----- Records supplied

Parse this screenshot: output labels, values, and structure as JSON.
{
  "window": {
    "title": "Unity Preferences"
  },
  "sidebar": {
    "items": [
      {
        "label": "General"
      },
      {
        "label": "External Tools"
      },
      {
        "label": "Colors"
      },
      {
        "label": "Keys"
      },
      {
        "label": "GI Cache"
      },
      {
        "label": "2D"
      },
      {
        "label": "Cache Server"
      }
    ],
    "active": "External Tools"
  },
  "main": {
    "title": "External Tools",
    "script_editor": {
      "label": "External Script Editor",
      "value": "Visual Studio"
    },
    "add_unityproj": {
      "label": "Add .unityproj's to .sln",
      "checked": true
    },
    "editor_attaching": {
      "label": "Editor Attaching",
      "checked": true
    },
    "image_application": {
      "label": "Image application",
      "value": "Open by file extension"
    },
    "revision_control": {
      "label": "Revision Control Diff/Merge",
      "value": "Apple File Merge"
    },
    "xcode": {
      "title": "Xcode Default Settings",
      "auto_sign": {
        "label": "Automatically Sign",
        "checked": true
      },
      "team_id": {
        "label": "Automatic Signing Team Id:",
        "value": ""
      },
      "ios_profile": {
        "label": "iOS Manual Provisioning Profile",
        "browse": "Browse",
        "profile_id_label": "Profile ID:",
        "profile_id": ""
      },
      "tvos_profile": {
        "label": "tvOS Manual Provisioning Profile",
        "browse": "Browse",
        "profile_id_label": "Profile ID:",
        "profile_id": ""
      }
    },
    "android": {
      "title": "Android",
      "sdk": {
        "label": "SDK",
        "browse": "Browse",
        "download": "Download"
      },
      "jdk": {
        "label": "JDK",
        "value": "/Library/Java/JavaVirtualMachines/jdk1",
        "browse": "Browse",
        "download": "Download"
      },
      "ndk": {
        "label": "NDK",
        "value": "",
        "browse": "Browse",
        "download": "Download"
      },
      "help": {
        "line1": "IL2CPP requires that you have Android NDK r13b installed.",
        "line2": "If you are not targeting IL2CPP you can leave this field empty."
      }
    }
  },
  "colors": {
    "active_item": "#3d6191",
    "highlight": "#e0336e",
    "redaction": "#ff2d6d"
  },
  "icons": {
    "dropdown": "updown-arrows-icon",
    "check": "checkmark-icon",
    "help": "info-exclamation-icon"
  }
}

----------

Task:
Reproduce each line of the material above precisely.

Answer to the problem:
Parse this screenshot: output labels, values, and structure as JSON.
{
  "window": {
    "title": "Unity Preferences"
  },
  "sidebar": {
    "items": [
      {
        "label": "General"
      },
      {
        "label": "External Tools"
      },
      {
        "label": "Colors"
      },
      {
        "label": "Keys"
      },
      {
        "label": "GI Cache"
      },
      {
        "label": "2D"
      },
      {
        "label": "Cache Server"
      }
    ],
    "active": "External Tools"
  },
  "main": {
    "title": "External Tools",
    "script_editor": {
      "label": "External Script Editor",
      "value": "Visual Studio"
    },
    "add_unityproj": {
      "label": "Add .unityproj's to .sln",
      "checked": true
    },
    "editor_attaching": {
      "label": "Editor Attaching",
      "checked": true
    },
    "image_application": {
      "label": "Image application",
      "value": "Open by file extension"
    },
    "revision_control": {
      "label": "Revision Control Diff/Merge",
      "value": "Apple File Merge"
    },
    "xcode": {
      "title": "Xcode Default Settings",
      "auto_sign": {
        "label": "Automatically Sign",
        "checked": true
      },
      "team_id": {
        "label": "Automatic Signing Team Id:",
        "value": ""
      },
      "ios_profile": {
        "label": "iOS Manual Provisioning Profile",
        "browse": "Browse",
        "profile_id_label": "Profile ID:",
        "profile_id": ""
      },
      "tvos_profile": {
        "label": "tvOS Manual Provisioning Profile",
        "browse": "Browse",
        "profile_id_label": "Profile ID:",
        "profile_id": ""
      }
    },
    "android": {
      "title": "Android",
      "sdk": {
        "label": "SDK",
        "browse": "Browse",
        "download": "Download"
      },
      "jdk": {
        "label": "JDK",
        "value": "/Library/Java/JavaVirtualMachines/jdk1",
        "browse": "Browse",
        "download": "Download"
      },
      "ndk": {
        "label": "NDK",
        "value": "",
        "browse": "Browse",
        "download": "Download"
      },
      "help": {
        "line1": "IL2CPP requires that you have Android NDK r13b installed.",
        "line2": "If you are not targeting IL2CPP you can leave this field empty."
      }
    }
  },
  "colors": {
    "active_item": "#3d6191",
    "highlight": "#e0336e",
    "redaction": "#ff2d6d"
  },
  "icons": {
    "dropdown": "updown-arrows-icon",
    "check": "checkmark-icon",
    "help": "info-exclamation-icon"
  }
}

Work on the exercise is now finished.